Written request:
Copy out the listing that follows, exactly, without its pictures.

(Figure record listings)
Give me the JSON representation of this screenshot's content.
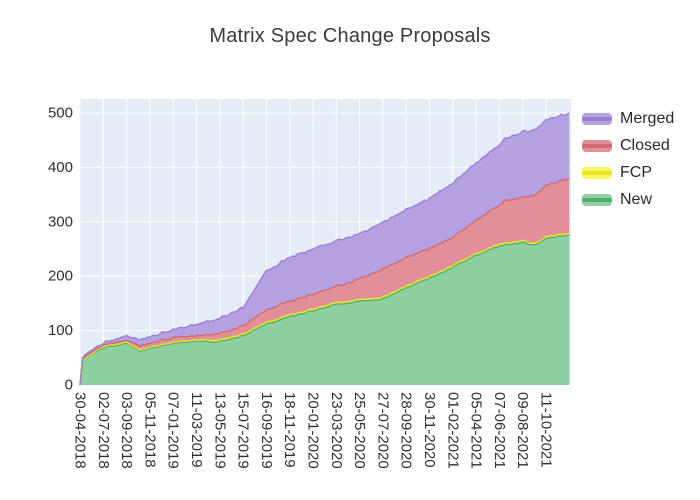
{
  "chart_data": {
    "type": "area",
    "stacked": true,
    "title": "Matrix Spec Change Proposals",
    "plot_bg": "#e5ecf6",
    "grid_color": "#ffffff",
    "tick_label_color": "#2f2f2f",
    "y_ticks": [
      0,
      100,
      200,
      300,
      400,
      500
    ],
    "y_range": [
      0,
      526
    ],
    "x_tick_labels": [
      "30-04-2018",
      "02-07-2018",
      "03-09-2018",
      "05-11-2018",
      "07-01-2019",
      "11-03-2019",
      "13-05-2019",
      "15-07-2019",
      "16-09-2019",
      "18-11-2019",
      "20-01-2020",
      "23-03-2020",
      "25-05-2020",
      "27-07-2020",
      "28-09-2020",
      "30-11-2020",
      "01-02-2021",
      "05-04-2021",
      "07-06-2021",
      "09-08-2021",
      "11-10-2021"
    ],
    "sample_dates": [
      "30-04-2018",
      "07-05-2018",
      "21-05-2018",
      "02-07-2018",
      "03-09-2018",
      "08-10-2018",
      "05-11-2018",
      "07-01-2019",
      "11-03-2019",
      "13-05-2019",
      "15-07-2019",
      "16-09-2019",
      "18-11-2019",
      "20-01-2020",
      "23-03-2020",
      "25-05-2020",
      "27-07-2020",
      "28-09-2020",
      "30-11-2020",
      "01-02-2021",
      "05-04-2021",
      "07-06-2021",
      "21-06-2021",
      "09-08-2021",
      "13-09-2021",
      "11-10-2021",
      "13-12-2021"
    ],
    "series": [
      {
        "name": "New",
        "fill": "#8ecf9f",
        "line": "#4fae6d",
        "values": [
          0,
          44,
          52,
          69,
          76,
          63,
          67,
          77,
          80,
          80,
          90,
          112,
          126,
          137,
          148,
          154,
          158,
          179,
          196,
          217,
          238,
          256,
          257,
          262,
          257,
          270,
          276
        ]
      },
      {
        "name": "FCP",
        "fill": "#f9f75f",
        "line": "#e8e427",
        "values": [
          0,
          1,
          1,
          2,
          2,
          2,
          2,
          2,
          2,
          3,
          3,
          3,
          3,
          3,
          3,
          3,
          3,
          3,
          3,
          3,
          3,
          3,
          3,
          3,
          3,
          3,
          3
        ]
      },
      {
        "name": "Closed",
        "fill": "#e1909a",
        "line": "#d26a71",
        "values": [
          0,
          2,
          3,
          3,
          4,
          8,
          8,
          8,
          8,
          12,
          15,
          23,
          25,
          27,
          30,
          38,
          52,
          52,
          52,
          52,
          61,
          71,
          78,
          80,
          90,
          94,
          101
        ]
      },
      {
        "name": "Merged",
        "fill": "#b5a1e2",
        "line": "#9b7fd4",
        "values": [
          0,
          3,
          4,
          4,
          8,
          10,
          12,
          14,
          21,
          27,
          34,
          72,
          81,
          83,
          83,
          83,
          85,
          88,
          92,
          100,
          105,
          112,
          113,
          120,
          120,
          120,
          120
        ]
      }
    ],
    "legend": [
      {
        "label": "Merged",
        "fill": "#b5a1e2",
        "line": "#9b7fd4"
      },
      {
        "label": "Closed",
        "fill": "#e1909a",
        "line": "#d26a71"
      },
      {
        "label": "FCP",
        "fill": "#f9f75f",
        "line": "#e8e427"
      },
      {
        "label": "New",
        "fill": "#8ecf9f",
        "line": "#4fae6d"
      }
    ]
  }
}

Task answer:
Give me the JSON representation of this screenshot's content.
{
  "chart_data": {
    "type": "area",
    "stacked": true,
    "title": "Matrix Spec Change Proposals",
    "plot_bg": "#e5ecf6",
    "grid_color": "#ffffff",
    "tick_label_color": "#2f2f2f",
    "y_ticks": [
      0,
      100,
      200,
      300,
      400,
      500
    ],
    "y_range": [
      0,
      526
    ],
    "x_tick_labels": [
      "30-04-2018",
      "02-07-2018",
      "03-09-2018",
      "05-11-2018",
      "07-01-2019",
      "11-03-2019",
      "13-05-2019",
      "15-07-2019",
      "16-09-2019",
      "18-11-2019",
      "20-01-2020",
      "23-03-2020",
      "25-05-2020",
      "27-07-2020",
      "28-09-2020",
      "30-11-2020",
      "01-02-2021",
      "05-04-2021",
      "07-06-2021",
      "09-08-2021",
      "11-10-2021"
    ],
    "sample_dates": [
      "30-04-2018",
      "07-05-2018",
      "21-05-2018",
      "02-07-2018",
      "03-09-2018",
      "08-10-2018",
      "05-11-2018",
      "07-01-2019",
      "11-03-2019",
      "13-05-2019",
      "15-07-2019",
      "16-09-2019",
      "18-11-2019",
      "20-01-2020",
      "23-03-2020",
      "25-05-2020",
      "27-07-2020",
      "28-09-2020",
      "30-11-2020",
      "01-02-2021",
      "05-04-2021",
      "07-06-2021",
      "21-06-2021",
      "09-08-2021",
      "13-09-2021",
      "11-10-2021",
      "13-12-2021"
    ],
    "series": [
      {
        "name": "New",
        "fill": "#8ecf9f",
        "line": "#4fae6d",
        "values": [
          0,
          44,
          52,
          69,
          76,
          63,
          67,
          77,
          80,
          80,
          90,
          112,
          126,
          137,
          148,
          154,
          158,
          179,
          196,
          217,
          238,
          256,
          257,
          262,
          257,
          270,
          276
        ]
      },
      {
        "name": "FCP",
        "fill": "#f9f75f",
        "line": "#e8e427",
        "values": [
          0,
          1,
          1,
          2,
          2,
          2,
          2,
          2,
          2,
          3,
          3,
          3,
          3,
          3,
          3,
          3,
          3,
          3,
          3,
          3,
          3,
          3,
          3,
          3,
          3,
          3,
          3
        ]
      },
      {
        "name": "Closed",
        "fill": "#e1909a",
        "line": "#d26a71",
        "values": [
          0,
          2,
          3,
          3,
          4,
          8,
          8,
          8,
          8,
          12,
          15,
          23,
          25,
          27,
          30,
          38,
          52,
          52,
          52,
          52,
          61,
          71,
          78,
          80,
          90,
          94,
          101
        ]
      },
      {
        "name": "Merged",
        "fill": "#b5a1e2",
        "line": "#9b7fd4",
        "values": [
          0,
          3,
          4,
          4,
          8,
          10,
          12,
          14,
          21,
          27,
          34,
          72,
          81,
          83,
          83,
          83,
          85,
          88,
          92,
          100,
          105,
          112,
          113,
          120,
          120,
          120,
          120
        ]
      }
    ],
    "legend": [
      {
        "label": "Merged",
        "fill": "#b5a1e2",
        "line": "#9b7fd4"
      },
      {
        "label": "Closed",
        "fill": "#e1909a",
        "line": "#d26a71"
      },
      {
        "label": "FCP",
        "fill": "#f9f75f",
        "line": "#e8e427"
      },
      {
        "label": "New",
        "fill": "#8ecf9f",
        "line": "#4fae6d"
      }
    ]
  }
}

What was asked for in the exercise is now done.